»»

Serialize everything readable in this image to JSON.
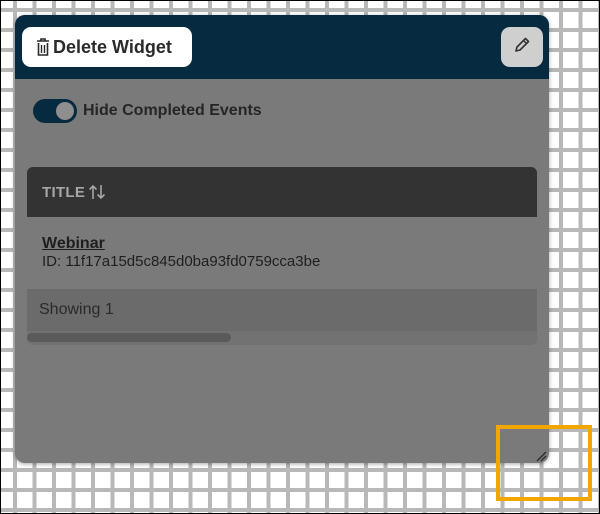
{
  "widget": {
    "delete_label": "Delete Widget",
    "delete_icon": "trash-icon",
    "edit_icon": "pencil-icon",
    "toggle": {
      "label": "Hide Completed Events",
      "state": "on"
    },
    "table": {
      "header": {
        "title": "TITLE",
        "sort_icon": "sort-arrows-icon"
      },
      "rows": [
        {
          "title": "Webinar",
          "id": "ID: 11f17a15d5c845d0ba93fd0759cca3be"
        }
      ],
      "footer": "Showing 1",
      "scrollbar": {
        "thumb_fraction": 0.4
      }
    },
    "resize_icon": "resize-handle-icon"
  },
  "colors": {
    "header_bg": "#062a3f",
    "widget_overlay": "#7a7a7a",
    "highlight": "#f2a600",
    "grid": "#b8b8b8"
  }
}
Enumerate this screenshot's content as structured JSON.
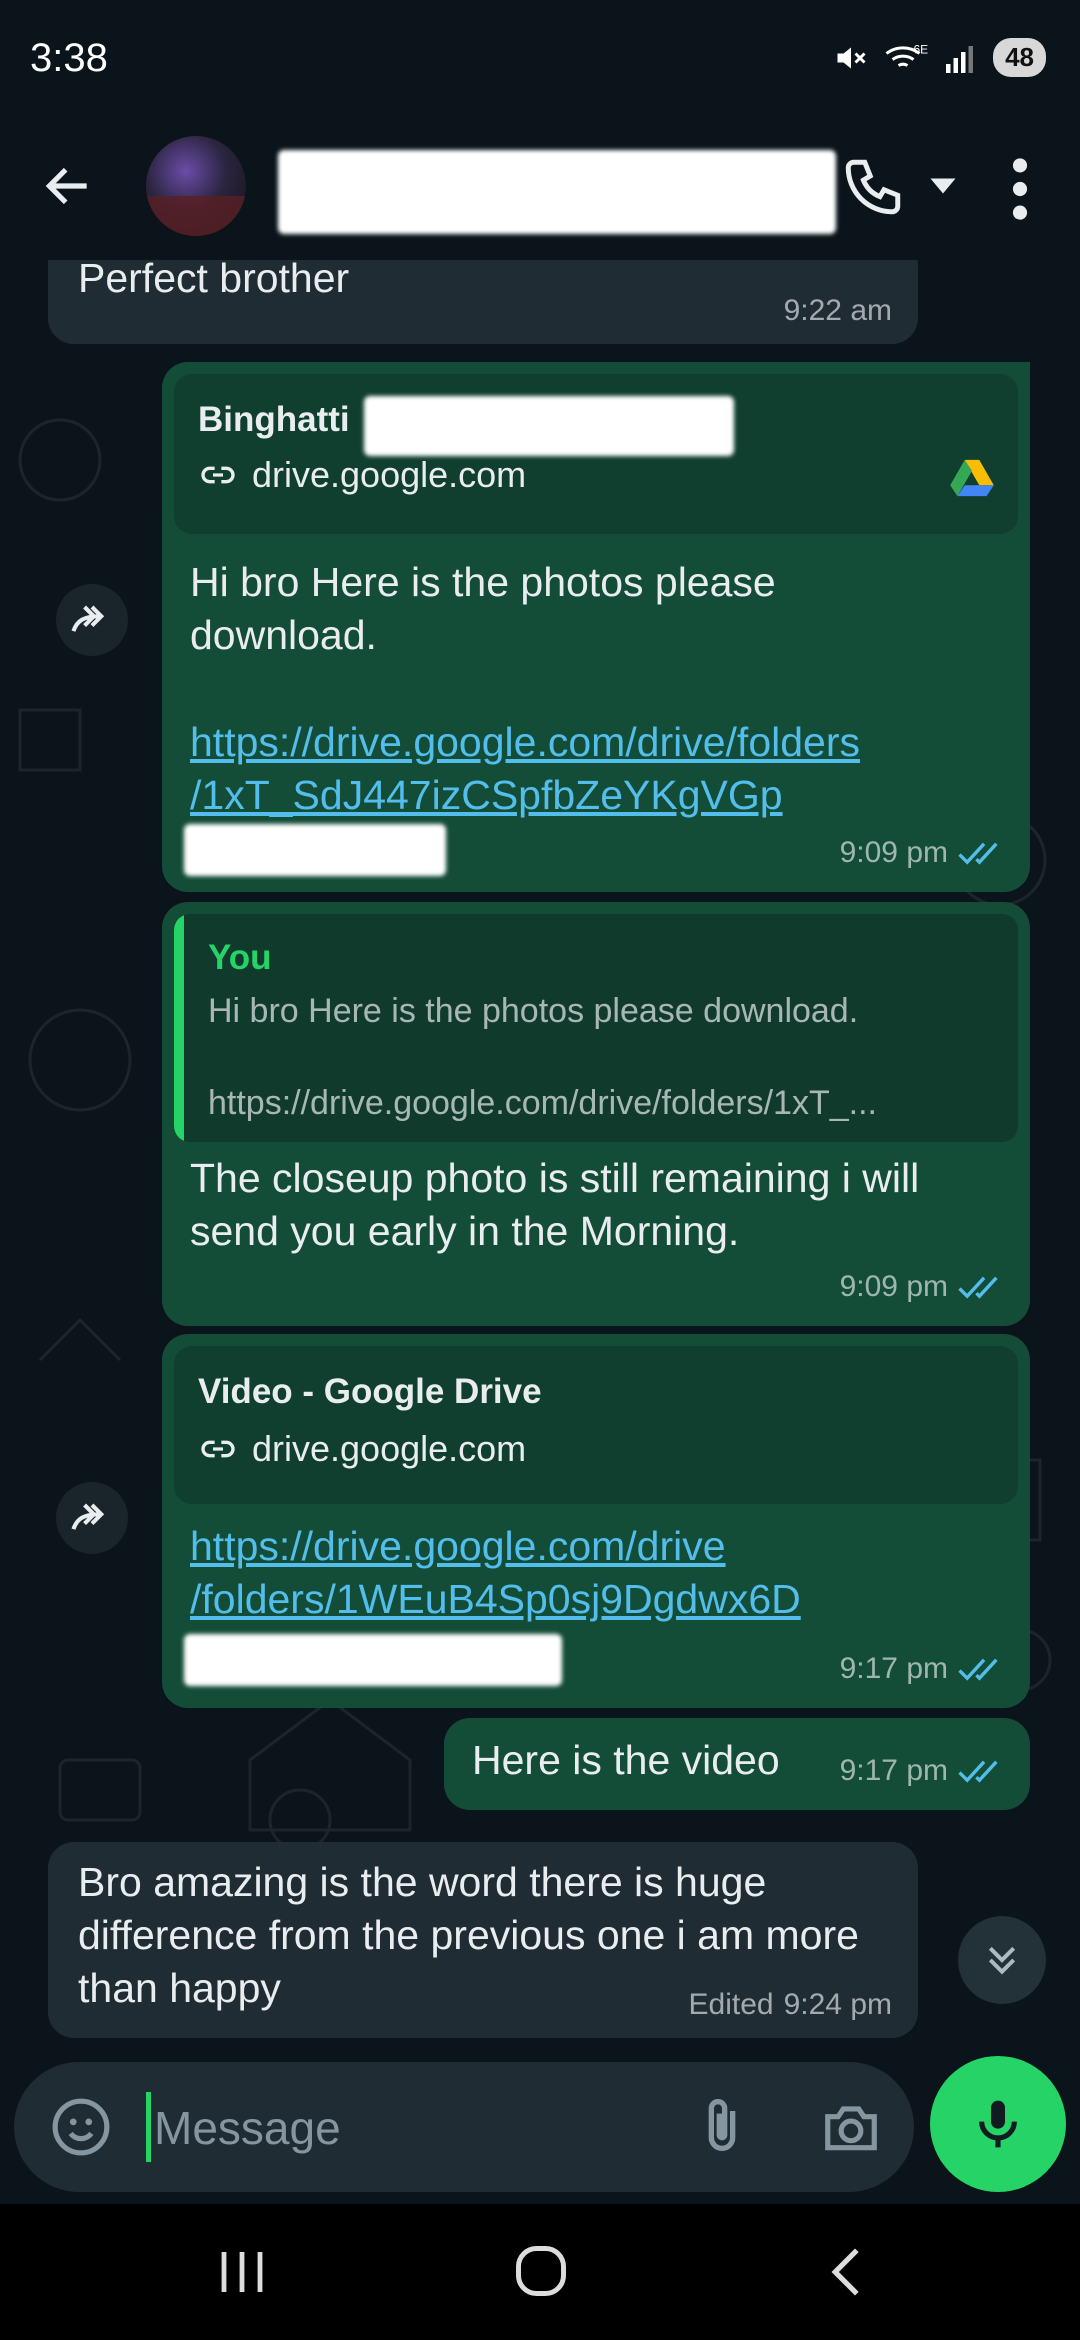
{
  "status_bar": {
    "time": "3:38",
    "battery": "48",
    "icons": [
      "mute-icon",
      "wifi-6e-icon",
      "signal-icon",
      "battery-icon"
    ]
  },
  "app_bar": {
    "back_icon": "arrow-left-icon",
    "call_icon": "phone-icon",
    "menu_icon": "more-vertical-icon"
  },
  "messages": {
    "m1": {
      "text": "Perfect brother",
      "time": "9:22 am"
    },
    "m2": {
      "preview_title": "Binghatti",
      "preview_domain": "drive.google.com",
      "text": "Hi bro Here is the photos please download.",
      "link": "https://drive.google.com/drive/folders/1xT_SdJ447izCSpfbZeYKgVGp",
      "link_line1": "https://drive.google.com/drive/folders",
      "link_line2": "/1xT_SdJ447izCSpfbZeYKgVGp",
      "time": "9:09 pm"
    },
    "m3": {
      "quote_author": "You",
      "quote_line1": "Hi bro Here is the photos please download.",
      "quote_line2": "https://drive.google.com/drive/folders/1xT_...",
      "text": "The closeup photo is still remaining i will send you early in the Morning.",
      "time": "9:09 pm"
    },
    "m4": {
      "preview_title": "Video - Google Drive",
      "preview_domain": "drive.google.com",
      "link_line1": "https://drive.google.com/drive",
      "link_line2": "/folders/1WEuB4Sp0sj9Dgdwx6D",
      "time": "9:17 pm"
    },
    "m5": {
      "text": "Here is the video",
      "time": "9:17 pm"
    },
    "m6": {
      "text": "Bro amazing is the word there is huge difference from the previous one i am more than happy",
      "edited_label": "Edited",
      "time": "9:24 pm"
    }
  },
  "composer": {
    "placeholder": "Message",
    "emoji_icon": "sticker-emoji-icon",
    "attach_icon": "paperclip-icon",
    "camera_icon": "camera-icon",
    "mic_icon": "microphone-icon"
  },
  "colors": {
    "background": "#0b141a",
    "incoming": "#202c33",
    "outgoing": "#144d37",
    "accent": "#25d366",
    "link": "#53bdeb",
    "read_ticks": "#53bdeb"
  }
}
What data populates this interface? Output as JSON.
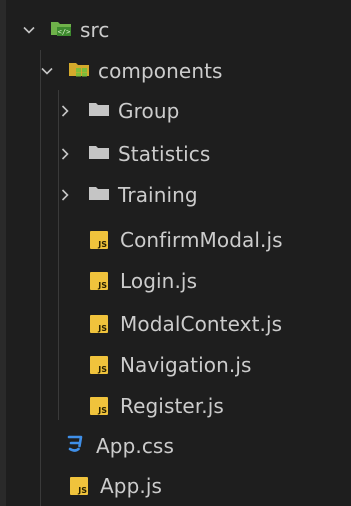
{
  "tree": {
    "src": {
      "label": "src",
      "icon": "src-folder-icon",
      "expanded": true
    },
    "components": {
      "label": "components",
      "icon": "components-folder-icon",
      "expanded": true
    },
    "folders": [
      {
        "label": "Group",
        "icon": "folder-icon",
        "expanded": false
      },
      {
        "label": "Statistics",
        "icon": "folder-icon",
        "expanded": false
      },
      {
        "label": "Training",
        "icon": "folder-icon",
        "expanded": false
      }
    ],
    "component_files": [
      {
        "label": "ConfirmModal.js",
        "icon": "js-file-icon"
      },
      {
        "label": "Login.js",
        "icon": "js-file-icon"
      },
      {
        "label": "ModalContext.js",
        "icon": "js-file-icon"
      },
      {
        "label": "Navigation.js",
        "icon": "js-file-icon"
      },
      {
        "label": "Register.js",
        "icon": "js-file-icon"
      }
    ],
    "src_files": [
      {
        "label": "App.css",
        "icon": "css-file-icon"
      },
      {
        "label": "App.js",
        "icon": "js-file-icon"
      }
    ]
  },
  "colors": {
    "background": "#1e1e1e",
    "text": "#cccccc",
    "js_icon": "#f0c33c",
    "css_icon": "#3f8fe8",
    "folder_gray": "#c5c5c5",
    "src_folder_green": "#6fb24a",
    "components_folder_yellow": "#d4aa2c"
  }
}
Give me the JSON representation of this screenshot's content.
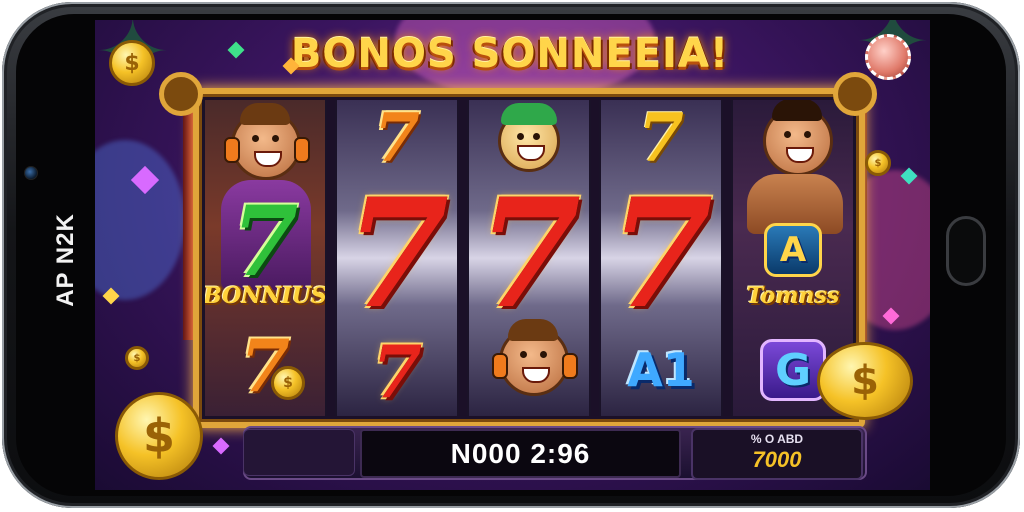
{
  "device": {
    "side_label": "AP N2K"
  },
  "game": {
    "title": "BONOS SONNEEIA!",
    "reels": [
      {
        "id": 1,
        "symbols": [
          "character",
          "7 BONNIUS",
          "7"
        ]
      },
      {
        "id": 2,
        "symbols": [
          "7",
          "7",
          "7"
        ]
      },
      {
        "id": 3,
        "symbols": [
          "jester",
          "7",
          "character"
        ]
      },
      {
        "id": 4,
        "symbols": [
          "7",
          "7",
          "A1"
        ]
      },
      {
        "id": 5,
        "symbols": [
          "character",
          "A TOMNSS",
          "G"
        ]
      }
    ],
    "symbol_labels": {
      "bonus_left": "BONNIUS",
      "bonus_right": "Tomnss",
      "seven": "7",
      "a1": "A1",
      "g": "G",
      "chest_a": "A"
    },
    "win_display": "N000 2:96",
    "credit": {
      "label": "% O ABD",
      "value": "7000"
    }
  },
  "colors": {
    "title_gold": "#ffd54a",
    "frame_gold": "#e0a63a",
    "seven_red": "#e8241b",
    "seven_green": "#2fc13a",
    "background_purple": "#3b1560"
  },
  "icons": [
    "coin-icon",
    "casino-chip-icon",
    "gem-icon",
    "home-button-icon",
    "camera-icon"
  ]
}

««

What you should do ->
Report back each line of the entries that holds the string "please".

Response ->
      "text": "Hi bro Here is the photos please download.",
      "quote_line1": "Hi bro Here is the photos please download.",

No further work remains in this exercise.